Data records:
begin
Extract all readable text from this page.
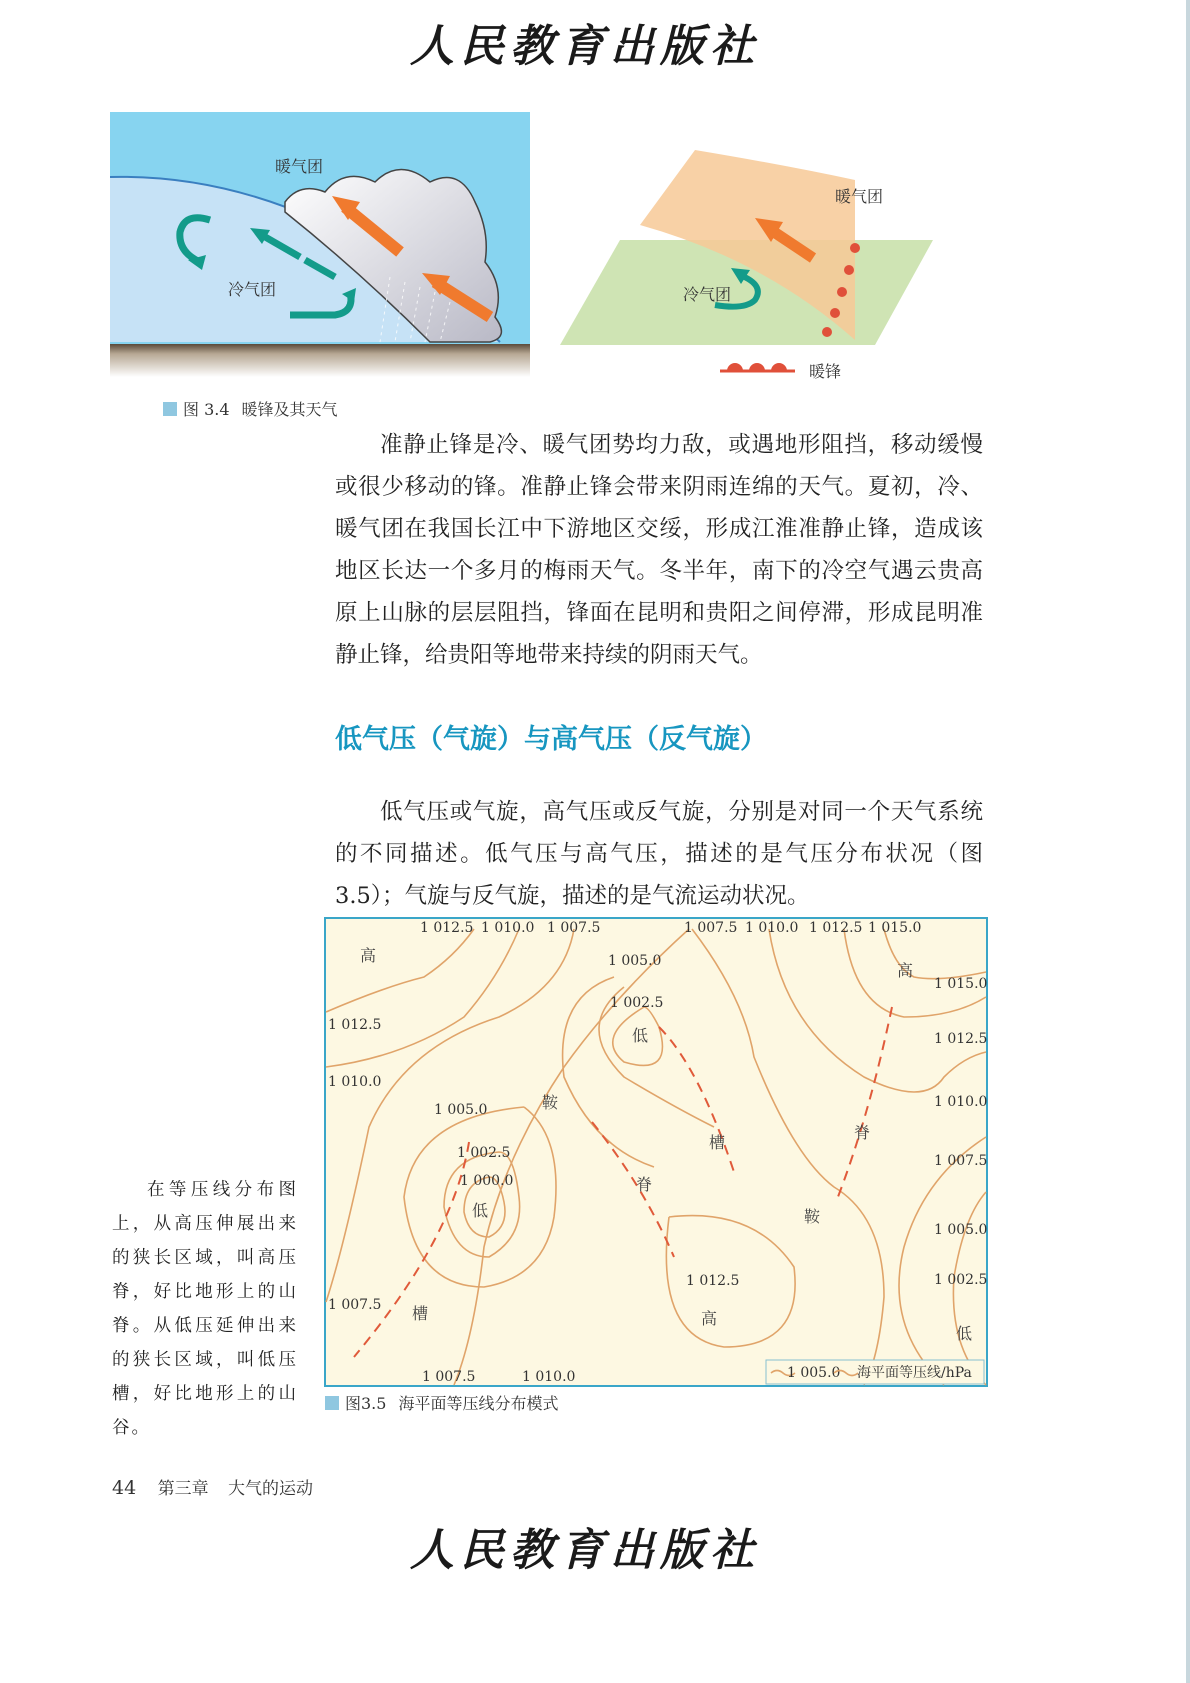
人民教育出版社
暖气团
冷气团
暖气团
冷气团
暖锋
图 3.4 暖锋及其天气

准静止锋是冷、暖气团势均力敌，或遇地形阻挡，移动缓慢或很少移动的锋。准静止锋会带来阴雨连绵的天气。夏初，冷、暖气团在我国长江中下游地区交绥，形成江淮准静止锋，造成该地区长达一个多月的梅雨天气。冬半年，南下的冷空气遇云贵高原上山脉的层层阻挡，锋面在昆明和贵阳之间停滞，形成昆明准静止锋，给贵阳等地带来持续的阴雨天气。

低气压（气旋）与高气压（反气旋）

低气压或气旋，高气压或反气旋，分别是对同一个天气系统的不同描述。低气压与高气压，描述的是气压分布状况（图3.5）；气旋与反气旋，描述的是气流运动状况。

1 012.5 1 010.0 1 007.5	1 007.5 1 010.0 1 012.5 1 015.0
1 012.5
1 010.0
1 007.5
1 015.0
1 012.5
1 010.0
1 007.5
1 005.0
1 002.5
1 007.5	1 010.0
1 005.0
1 002.5
1 005.0
1 002.5
1 000.0
1 012.5
高
高
高
低
低
低
鞍
鞍
槽
槽
脊
脊
1 005.0 海平面等压线/hPa

在等压线分布图上，从高压伸展出来的狭长区域，叫高压脊，好比地形上的山脊。从低压延伸出来的狭长区域，叫低压槽，好比地形上的山谷。

图3.5 海平面等压线分布模式
44 第三章 大气的运动
人民教育出版社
end
= Task to carry out =
Repeat each line of the records above exactly, but do not copy the pictures.

= Solution to this task =
Extract all readable text from this page.
人民教育出版社
暖气团
冷气团
暖气团
冷气团
暖锋
图 3.4 暖锋及其天气

准静止锋是冷、暖气团势均力敌，或遇地形阻挡，移动缓慢或很少移动的锋。准静止锋会带来阴雨连绵的天气。夏初，冷、暖气团在我国长江中下游地区交绥，形成江淮准静止锋，造成该地区长达一个多月的梅雨天气。冬半年，南下的冷空气遇云贵高原上山脉的层层阻挡，锋面在昆明和贵阳之间停滞，形成昆明准静止锋，给贵阳等地带来持续的阴雨天气。

低气压（气旋）与高气压（反气旋）

低气压或气旋，高气压或反气旋，分别是对同一个天气系统的不同描述。低气压与高气压，描述的是气压分布状况（图3.5）；气旋与反气旋，描述的是气流运动状况。

1 012.5 1 010.0 1 007.5	1 007.5 1 010.0 1 012.5 1 015.0
1 012.5
1 010.0
1 007.5
1 015.0
1 012.5
1 010.0
1 007.5
1 005.0
1 002.5
1 007.5	1 010.0
1 005.0
1 002.5
1 005.0
1 002.5
1 000.0
1 012.5
高
高
高
低
低
低
鞍
鞍
槽
槽
脊
脊
1 005.0 海平面等压线/hPa

在等压线分布图上，从高压伸展出来的狭长区域，叫高压脊，好比地形上的山脊。从低压延伸出来的狭长区域，叫低压槽，好比地形上的山谷。

图3.5 海平面等压线分布模式
44 第三章 大气的运动
人民教育出版社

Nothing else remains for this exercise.